------ EXERCISE MATERIALS ------

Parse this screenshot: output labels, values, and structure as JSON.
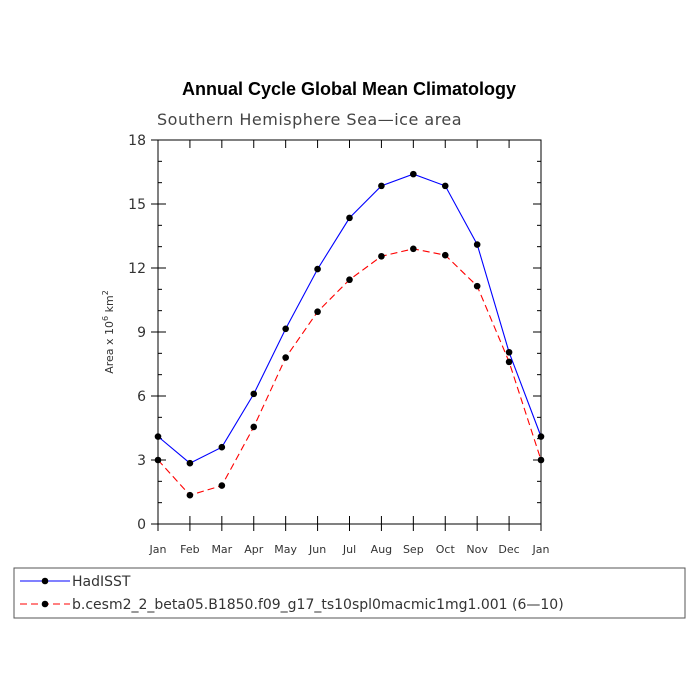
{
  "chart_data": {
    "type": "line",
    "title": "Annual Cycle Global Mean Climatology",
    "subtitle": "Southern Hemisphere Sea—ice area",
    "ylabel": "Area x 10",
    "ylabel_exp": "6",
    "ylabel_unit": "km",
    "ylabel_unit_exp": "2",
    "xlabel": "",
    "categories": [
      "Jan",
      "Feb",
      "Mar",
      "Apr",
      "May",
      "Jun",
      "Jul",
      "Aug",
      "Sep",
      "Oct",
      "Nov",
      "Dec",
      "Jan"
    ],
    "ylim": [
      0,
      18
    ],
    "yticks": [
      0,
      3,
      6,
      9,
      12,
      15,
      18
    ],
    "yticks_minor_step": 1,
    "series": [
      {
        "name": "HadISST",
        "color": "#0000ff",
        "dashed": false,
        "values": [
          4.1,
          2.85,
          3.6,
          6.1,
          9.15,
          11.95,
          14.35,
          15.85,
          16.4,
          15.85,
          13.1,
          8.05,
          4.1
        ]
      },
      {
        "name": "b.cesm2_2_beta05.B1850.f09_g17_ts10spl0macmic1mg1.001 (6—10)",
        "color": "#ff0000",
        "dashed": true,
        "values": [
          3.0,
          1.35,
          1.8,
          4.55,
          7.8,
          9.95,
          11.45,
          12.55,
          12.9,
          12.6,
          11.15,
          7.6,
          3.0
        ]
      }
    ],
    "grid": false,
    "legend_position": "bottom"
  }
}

------

WHAT TO PRODUCE:
Every entry above is to be set down exactly; the pictures are to be left out.

EXERCISE RESPONSE:
Parse this screenshot: output labels, values, and structure as JSON.
{
  "chart_data": {
    "type": "line",
    "title": "Annual Cycle Global Mean Climatology",
    "subtitle": "Southern Hemisphere Sea—ice area",
    "ylabel": "Area x 10",
    "ylabel_exp": "6",
    "ylabel_unit": "km",
    "ylabel_unit_exp": "2",
    "xlabel": "",
    "categories": [
      "Jan",
      "Feb",
      "Mar",
      "Apr",
      "May",
      "Jun",
      "Jul",
      "Aug",
      "Sep",
      "Oct",
      "Nov",
      "Dec",
      "Jan"
    ],
    "ylim": [
      0,
      18
    ],
    "yticks": [
      0,
      3,
      6,
      9,
      12,
      15,
      18
    ],
    "yticks_minor_step": 1,
    "series": [
      {
        "name": "HadISST",
        "color": "#0000ff",
        "dashed": false,
        "values": [
          4.1,
          2.85,
          3.6,
          6.1,
          9.15,
          11.95,
          14.35,
          15.85,
          16.4,
          15.85,
          13.1,
          8.05,
          4.1
        ]
      },
      {
        "name": "b.cesm2_2_beta05.B1850.f09_g17_ts10spl0macmic1mg1.001 (6—10)",
        "color": "#ff0000",
        "dashed": true,
        "values": [
          3.0,
          1.35,
          1.8,
          4.55,
          7.8,
          9.95,
          11.45,
          12.55,
          12.9,
          12.6,
          11.15,
          7.6,
          3.0
        ]
      }
    ],
    "grid": false,
    "legend_position": "bottom"
  }
}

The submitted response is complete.